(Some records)
++++++++++++++++++++

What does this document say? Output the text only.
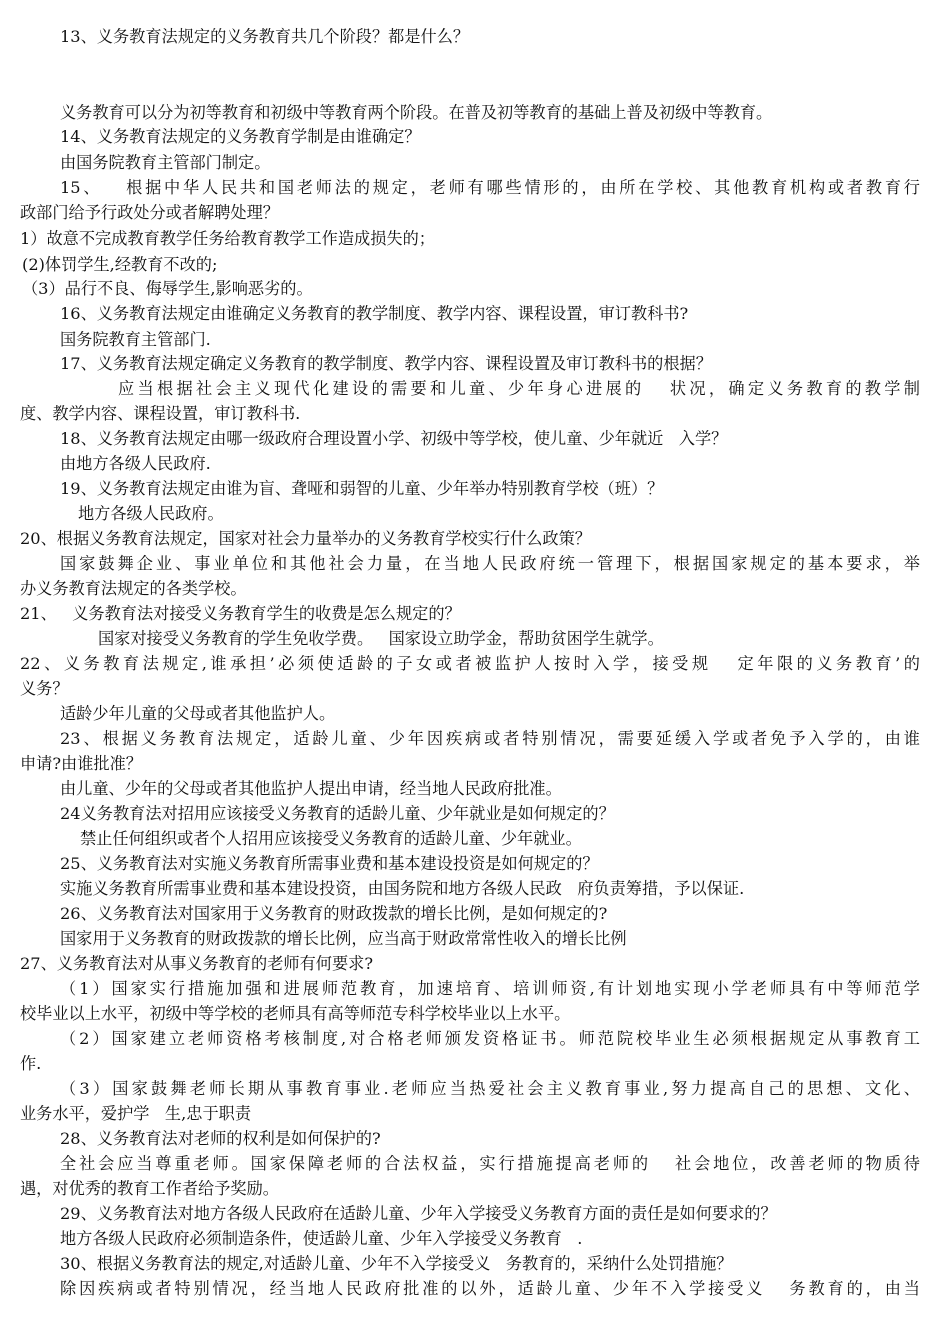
13、义务教育法规定的义务教育共几个阶段？都是什么？

义务教育可以分为初等教育和初级中等教育两个阶段。在普及初等教育的基础上普及初级中等教育。

14、义务教育法规定的义务教育学制是由谁确定？

由国务院教育主管部门制定。

15、   根据中华人民共和国老师法的规定，老师有哪些情形的，由所在学校、其他教育机构或者教育行

政部门给予行政处分或者解聘处理？

1）故意不完成教育教学任务给教育教学工作造成损失的；

(2)体罚学生,经教育不改的;

（3）品行不良、侮辱学生,影响恶劣的。

16、义务教育法规定由谁确定义务教育的教学制度、教学内容、课程设置，审订教科书?

国务院教育主管部门.

17、义务教育法规定确定义务教育的教学制度、教学内容、课程设置及审订教科书的根据？

应当根据社会主义现代化建设的需要和儿童、少年身心进展的   状况，确定义务教育的教学制

度、教学内容、课程设置，审订教科书.

18、义务教育法规定由哪一级政府合理设置小学、初级中等学校，使儿童、少年就近   入学？

由地方各级人民政府.

19、义务教育法规定由谁为盲、聋哑和弱智的儿童、少年举办特别教育学校（班）？

地方各级人民政府。

20、根据义务教育法规定，国家对社会力量举办的义务教育学校实行什么政策？

国家鼓舞企业、事业单位和其他社会力量，在当地人民政府统一管理下，根据国家规定的基本要求，举

办义务教育法规定的各类学校。

21、   义务教育法对接受义务教育学生的收费是怎么规定的？

国家对接受义务教育的学生免收学费。   国家设立助学金，帮助贫困学生就学。

22、义务教育法规定,谁承担’必须使适龄的子女或者被监护人按时入学，接受规   定年限的义务教育’的

义务？

适龄少年儿童的父母或者其他监护人。

23、根据义务教育法规定，适龄儿童、少年因疾病或者特别情况，需要延缓入学或者免予入学的，由谁

申请?由谁批准？

由儿童、少年的父母或者其他监护人提出申请，经当地人民政府批准。

24义务教育法对招用应该接受义务教育的适龄儿童、少年就业是如何规定的？

禁止任何组织或者个人招用应该接受义务教育的适龄儿童、少年就业。

25、义务教育法对实施义务教育所需事业费和基本建设投资是如何规定的？

实施义务教育所需事业费和基本建设投资，由国务院和地方各级人民政   府负责筹措，予以保证.

26、义务教育法对国家用于义务教育的财政拨款的增长比例，是如何规定的?

国家用于义务教育的财政拨款的增长比例，应当高于财政常常性收入的增长比例

27、义务教育法对从事义务教育的老师有何要求?

（1）国家实行措施加强和进展师范教育，加速培育、培训师资,有计划地实现小学老师具有中等师范学

校毕业以上水平，初级中等学校的老师具有高等师范专科学校毕业以上水平。

（2）国家建立老师资格考核制度,对合格老师颁发资格证书。师范院校毕业生必须根据规定从事教育工

作.

（3）国家鼓舞老师长期从事教育事业.老师应当热爱社会主义教育事业,努力提高自己的思想、文化、

业务水平，爱护学   生,忠于职责

28、义务教育法对老师的权利是如何保护的?

全社会应当尊重老师。国家保障老师的合法权益，实行措施提高老师的   社会地位，改善老师的物质待

遇，对优秀的教育工作者给予奖励。

29、义务教育法对地方各级人民政府在适龄儿童、少年入学接受义务教育方面的责任是如何要求的？

地方各级人民政府必须制造条件，使适龄儿童、少年入学接受义务教育   .

30、根据义务教育法的规定,对适龄儿童、少年不入学接受义   务教育的，采纳什么处罚措施？

除因疾病或者特别情况，经当地人民政府批准的以外，适龄儿童、少年不入学接受义   务教育的，由当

++++++++++++++++++++

- **Stated problem**: Every entry must be transcribed exactly. Pictures do not belong in the copy.

- **Result of this exercise**:
What does this document say? Output the text only.
13、义务教育法规定的义务教育共几个阶段？都是什么？

义务教育可以分为初等教育和初级中等教育两个阶段。在普及初等教育的基础上普及初级中等教育。

14、义务教育法规定的义务教育学制是由谁确定？

由国务院教育主管部门制定。

15、   根据中华人民共和国老师法的规定，老师有哪些情形的，由所在学校、其他教育机构或者教育行

政部门给予行政处分或者解聘处理？

1）故意不完成教育教学任务给教育教学工作造成损失的；

(2)体罚学生,经教育不改的;

（3）品行不良、侮辱学生,影响恶劣的。

16、义务教育法规定由谁确定义务教育的教学制度、教学内容、课程设置，审订教科书?

国务院教育主管部门.

17、义务教育法规定确定义务教育的教学制度、教学内容、课程设置及审订教科书的根据？

应当根据社会主义现代化建设的需要和儿童、少年身心进展的   状况，确定义务教育的教学制

度、教学内容、课程设置，审订教科书.

18、义务教育法规定由哪一级政府合理设置小学、初级中等学校，使儿童、少年就近   入学？

由地方各级人民政府.

19、义务教育法规定由谁为盲、聋哑和弱智的儿童、少年举办特别教育学校（班）？

地方各级人民政府。

20、根据义务教育法规定，国家对社会力量举办的义务教育学校实行什么政策？

国家鼓舞企业、事业单位和其他社会力量，在当地人民政府统一管理下，根据国家规定的基本要求，举

办义务教育法规定的各类学校。

21、   义务教育法对接受义务教育学生的收费是怎么规定的？

国家对接受义务教育的学生免收学费。   国家设立助学金，帮助贫困学生就学。

22、义务教育法规定,谁承担’必须使适龄的子女或者被监护人按时入学，接受规   定年限的义务教育’的

义务？

适龄少年儿童的父母或者其他监护人。

23、根据义务教育法规定，适龄儿童、少年因疾病或者特别情况，需要延缓入学或者免予入学的，由谁

申请?由谁批准？

由儿童、少年的父母或者其他监护人提出申请，经当地人民政府批准。

24义务教育法对招用应该接受义务教育的适龄儿童、少年就业是如何规定的？

禁止任何组织或者个人招用应该接受义务教育的适龄儿童、少年就业。

25、义务教育法对实施义务教育所需事业费和基本建设投资是如何规定的？

实施义务教育所需事业费和基本建设投资，由国务院和地方各级人民政   府负责筹措，予以保证.

26、义务教育法对国家用于义务教育的财政拨款的增长比例，是如何规定的?

国家用于义务教育的财政拨款的增长比例，应当高于财政常常性收入的增长比例

27、义务教育法对从事义务教育的老师有何要求?

（1）国家实行措施加强和进展师范教育，加速培育、培训师资,有计划地实现小学老师具有中等师范学

校毕业以上水平，初级中等学校的老师具有高等师范专科学校毕业以上水平。

（2）国家建立老师资格考核制度,对合格老师颁发资格证书。师范院校毕业生必须根据规定从事教育工

作.

（3）国家鼓舞老师长期从事教育事业.老师应当热爱社会主义教育事业,努力提高自己的思想、文化、

业务水平，爱护学   生,忠于职责

28、义务教育法对老师的权利是如何保护的?

全社会应当尊重老师。国家保障老师的合法权益，实行措施提高老师的   社会地位，改善老师的物质待

遇，对优秀的教育工作者给予奖励。

29、义务教育法对地方各级人民政府在适龄儿童、少年入学接受义务教育方面的责任是如何要求的？

地方各级人民政府必须制造条件，使适龄儿童、少年入学接受义务教育   .

30、根据义务教育法的规定,对适龄儿童、少年不入学接受义   务教育的，采纳什么处罚措施？

除因疾病或者特别情况，经当地人民政府批准的以外，适龄儿童、少年不入学接受义   务教育的，由当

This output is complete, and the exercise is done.